* **INSTRUCTIONS FOR THE TASK**
Write out the listing in full, matching it word for word.

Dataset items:
※ ※ ※
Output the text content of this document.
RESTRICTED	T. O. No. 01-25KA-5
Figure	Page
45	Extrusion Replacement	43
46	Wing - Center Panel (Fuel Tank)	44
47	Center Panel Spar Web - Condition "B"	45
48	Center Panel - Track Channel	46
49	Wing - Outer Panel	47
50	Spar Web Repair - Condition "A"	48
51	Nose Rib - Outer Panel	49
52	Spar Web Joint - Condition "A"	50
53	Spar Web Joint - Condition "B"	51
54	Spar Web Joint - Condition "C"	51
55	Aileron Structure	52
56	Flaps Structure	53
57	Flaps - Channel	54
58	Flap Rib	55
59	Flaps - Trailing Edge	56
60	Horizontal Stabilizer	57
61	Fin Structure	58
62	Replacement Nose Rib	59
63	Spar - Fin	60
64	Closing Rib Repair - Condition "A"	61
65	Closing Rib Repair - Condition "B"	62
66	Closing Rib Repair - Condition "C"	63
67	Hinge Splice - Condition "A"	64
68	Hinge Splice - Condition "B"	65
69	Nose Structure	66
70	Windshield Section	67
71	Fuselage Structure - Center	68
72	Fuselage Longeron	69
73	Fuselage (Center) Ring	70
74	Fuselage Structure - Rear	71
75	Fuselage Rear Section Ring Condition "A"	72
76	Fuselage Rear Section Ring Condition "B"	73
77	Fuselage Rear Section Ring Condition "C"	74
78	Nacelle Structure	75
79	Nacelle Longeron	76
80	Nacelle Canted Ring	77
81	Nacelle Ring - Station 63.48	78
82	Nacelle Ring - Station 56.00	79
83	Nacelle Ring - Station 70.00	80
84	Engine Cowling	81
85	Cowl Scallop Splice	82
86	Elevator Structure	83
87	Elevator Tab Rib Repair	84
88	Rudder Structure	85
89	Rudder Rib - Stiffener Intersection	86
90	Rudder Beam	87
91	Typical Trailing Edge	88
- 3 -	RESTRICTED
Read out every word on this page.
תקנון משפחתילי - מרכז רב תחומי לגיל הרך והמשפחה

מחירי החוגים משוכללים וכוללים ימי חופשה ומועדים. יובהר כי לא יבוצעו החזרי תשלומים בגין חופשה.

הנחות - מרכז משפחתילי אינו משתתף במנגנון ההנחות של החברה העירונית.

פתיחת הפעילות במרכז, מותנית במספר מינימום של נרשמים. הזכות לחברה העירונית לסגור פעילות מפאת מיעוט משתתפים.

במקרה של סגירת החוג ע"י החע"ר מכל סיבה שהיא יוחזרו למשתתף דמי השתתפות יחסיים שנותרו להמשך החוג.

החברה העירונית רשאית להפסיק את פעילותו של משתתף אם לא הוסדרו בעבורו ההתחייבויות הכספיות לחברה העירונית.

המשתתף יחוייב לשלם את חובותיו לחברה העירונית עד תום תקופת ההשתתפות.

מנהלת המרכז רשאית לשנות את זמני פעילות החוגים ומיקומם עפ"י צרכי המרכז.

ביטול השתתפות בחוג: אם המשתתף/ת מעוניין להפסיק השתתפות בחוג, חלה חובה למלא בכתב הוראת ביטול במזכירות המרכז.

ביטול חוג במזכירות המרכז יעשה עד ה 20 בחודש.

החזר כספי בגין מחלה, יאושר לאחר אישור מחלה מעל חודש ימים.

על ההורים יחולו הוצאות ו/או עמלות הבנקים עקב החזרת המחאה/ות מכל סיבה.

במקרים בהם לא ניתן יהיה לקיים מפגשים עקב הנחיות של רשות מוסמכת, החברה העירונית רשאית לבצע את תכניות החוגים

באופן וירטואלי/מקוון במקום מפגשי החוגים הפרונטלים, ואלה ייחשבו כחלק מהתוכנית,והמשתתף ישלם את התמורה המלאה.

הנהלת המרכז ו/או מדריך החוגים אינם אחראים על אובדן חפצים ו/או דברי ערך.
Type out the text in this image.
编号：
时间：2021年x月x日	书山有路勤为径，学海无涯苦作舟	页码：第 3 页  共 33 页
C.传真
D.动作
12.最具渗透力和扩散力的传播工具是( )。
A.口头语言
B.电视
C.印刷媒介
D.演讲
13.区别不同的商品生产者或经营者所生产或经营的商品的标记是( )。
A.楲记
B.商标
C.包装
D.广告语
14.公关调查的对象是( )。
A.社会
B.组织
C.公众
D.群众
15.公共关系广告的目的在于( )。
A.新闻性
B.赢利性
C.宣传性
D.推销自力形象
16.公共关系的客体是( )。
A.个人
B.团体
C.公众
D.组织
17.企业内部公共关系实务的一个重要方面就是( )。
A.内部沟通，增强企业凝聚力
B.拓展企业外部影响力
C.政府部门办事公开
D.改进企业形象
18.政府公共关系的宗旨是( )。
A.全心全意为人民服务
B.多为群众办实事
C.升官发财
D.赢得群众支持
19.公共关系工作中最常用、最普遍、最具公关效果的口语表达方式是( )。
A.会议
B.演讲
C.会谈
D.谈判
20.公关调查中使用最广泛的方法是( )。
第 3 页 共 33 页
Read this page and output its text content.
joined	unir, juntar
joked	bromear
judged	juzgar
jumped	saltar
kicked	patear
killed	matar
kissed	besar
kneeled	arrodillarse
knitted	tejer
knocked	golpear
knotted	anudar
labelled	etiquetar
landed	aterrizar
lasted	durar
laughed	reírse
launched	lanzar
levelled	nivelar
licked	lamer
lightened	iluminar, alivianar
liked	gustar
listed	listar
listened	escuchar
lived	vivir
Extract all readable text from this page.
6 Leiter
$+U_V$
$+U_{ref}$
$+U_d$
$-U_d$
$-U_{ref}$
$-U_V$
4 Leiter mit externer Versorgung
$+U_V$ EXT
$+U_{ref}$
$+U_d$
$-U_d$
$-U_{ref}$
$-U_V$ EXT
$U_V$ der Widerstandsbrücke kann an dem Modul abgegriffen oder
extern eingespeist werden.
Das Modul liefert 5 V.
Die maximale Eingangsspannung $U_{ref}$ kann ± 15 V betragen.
※ ※ ※
* **RESPONSE TO THE TASK**
Output the text content of this document.
RESTRICTED	T. O. No. 01-25KA-5
Figure	Page
45	Extrusion Replacement	43
46	Wing - Center Panel (Fuel Tank)	44
47	Center Panel Spar Web - Condition "B"	45
48	Center Panel - Track Channel	46
49	Wing - Outer Panel	47
50	Spar Web Repair - Condition "A"	48
51	Nose Rib - Outer Panel	49
52	Spar Web Joint - Condition "A"	50
53	Spar Web Joint - Condition "B"	51
54	Spar Web Joint - Condition "C"	51
55	Aileron Structure	52
56	Flaps Structure	53
57	Flaps - Channel	54
58	Flap Rib	55
59	Flaps - Trailing Edge	56
60	Horizontal Stabilizer	57
61	Fin Structure	58
62	Replacement Nose Rib	59
63	Spar - Fin	60
64	Closing Rib Repair - Condition "A"	61
65	Closing Rib Repair - Condition "B"	62
66	Closing Rib Repair - Condition "C"	63
67	Hinge Splice - Condition "A"	64
68	Hinge Splice - Condition "B"	65
69	Nose Structure	66
70	Windshield Section	67
71	Fuselage Structure - Center	68
72	Fuselage Longeron	69
73	Fuselage (Center) Ring	70
74	Fuselage Structure - Rear	71
75	Fuselage Rear Section Ring Condition "A"	72
76	Fuselage Rear Section Ring Condition "B"	73
77	Fuselage Rear Section Ring Condition "C"	74
78	Nacelle Structure	75
79	Nacelle Longeron	76
80	Nacelle Canted Ring	77
81	Nacelle Ring - Station 63.48	78
82	Nacelle Ring - Station 56.00	79
83	Nacelle Ring - Station 70.00	80
84	Engine Cowling	81
85	Cowl Scallop Splice	82
86	Elevator Structure	83
87	Elevator Tab Rib Repair	84
88	Rudder Structure	85
89	Rudder Rib - Stiffener Intersection	86
90	Rudder Beam	87
91	Typical Trailing Edge	88
- 3 -	RESTRICTED
Read out every word on this page.
תקנון משפחתילי - מרכז רב תחומי לגיל הרך והמשפחה

מחירי החוגים משוכללים וכוללים ימי חופשה ומועדים. יובהר כי לא יבוצעו החזרי תשלומים בגין חופשה.

הנחות - מרכז משפחתילי אינו משתתף במנגנון ההנחות של החברה העירונית.

פתיחת הפעילות במרכז, מותנית במספר מינימום של נרשמים. הזכות לחברה העירונית לסגור פעילות מפאת מיעוט משתתפים.

במקרה של סגירת החוג ע"י החע"ר מכל סיבה שהיא יוחזרו למשתתף דמי השתתפות יחסיים שנותרו להמשך החוג.

החברה העירונית רשאית להפסיק את פעילותו של משתתף אם לא הוסדרו בעבורו ההתחייבויות הכספיות לחברה העירונית.

המשתתף יחוייב לשלם את חובותיו לחברה העירונית עד תום תקופת ההשתתפות.

מנהלת המרכז רשאית לשנות את זמני פעילות החוגים ומיקומם עפ"י צרכי המרכז.

ביטול השתתפות בחוג: אם המשתתף/ת מעוניין להפסיק השתתפות בחוג, חלה חובה למלא בכתב הוראת ביטול במזכירות המרכז.

ביטול חוג במזכירות המרכז יעשה עד ה 20 בחודש.

החזר כספי בגין מחלה, יאושר לאחר אישור מחלה מעל חודש ימים.

על ההורים יחולו הוצאות ו/או עמלות הבנקים עקב החזרת המחאה/ות מכל סיבה.

במקרים בהם לא ניתן יהיה לקיים מפגשים עקב הנחיות של רשות מוסמכת, החברה העירונית רשאית לבצע את תכניות החוגים

באופן וירטואלי/מקוון במקום מפגשי החוגים הפרונטלים, ואלה ייחשבו כחלק מהתוכנית,והמשתתף ישלם את התמורה המלאה.

הנהלת המרכז ו/או מדריך החוגים אינם אחראים על אובדן חפצים ו/או דברי ערך.
Type out the text in this image.
编号：
时间：2021年x月x日	书山有路勤为径，学海无涯苦作舟	页码：第 3 页  共 33 页
C.传真
D.动作
12.最具渗透力和扩散力的传播工具是( )。
A.口头语言
B.电视
C.印刷媒介
D.演讲
13.区别不同的商品生产者或经营者所生产或经营的商品的标记是( )。
A.楲记
B.商标
C.包装
D.广告语
14.公关调查的对象是( )。
A.社会
B.组织
C.公众
D.群众
15.公共关系广告的目的在于( )。
A.新闻性
B.赢利性
C.宣传性
D.推销自力形象
16.公共关系的客体是( )。
A.个人
B.团体
C.公众
D.组织
17.企业内部公共关系实务的一个重要方面就是( )。
A.内部沟通，增强企业凝聚力
B.拓展企业外部影响力
C.政府部门办事公开
D.改进企业形象
18.政府公共关系的宗旨是( )。
A.全心全意为人民服务
B.多为群众办实事
C.升官发财
D.赢得群众支持
19.公共关系工作中最常用、最普遍、最具公关效果的口语表达方式是( )。
A.会议
B.演讲
C.会谈
D.谈判
20.公关调查中使用最广泛的方法是( )。
第 3 页 共 33 页
Read this page and output its text content.
joined	unir, juntar
joked	bromear
judged	juzgar
jumped	saltar
kicked	patear
killed	matar
kissed	besar
kneeled	arrodillarse
knitted	tejer
knocked	golpear
knotted	anudar
labelled	etiquetar
landed	aterrizar
lasted	durar
laughed	reírse
launched	lanzar
levelled	nivelar
licked	lamer
lightened	iluminar, alivianar
liked	gustar
listed	listar
listened	escuchar
lived	vivir
Extract all readable text from this page.
6 Leiter
$+U_V$
$+U_{ref}$
$+U_d$
$-U_d$
$-U_{ref}$
$-U_V$
4 Leiter mit externer Versorgung
$+U_V$ EXT
$+U_{ref}$
$+U_d$
$-U_d$
$-U_{ref}$
$-U_V$ EXT
$U_V$ der Widerstandsbrücke kann an dem Modul abgegriffen oder
extern eingespeist werden.
Das Modul liefert 5 V.
Die maximale Eingangsspannung $U_{ref}$ kann ± 15 V betragen.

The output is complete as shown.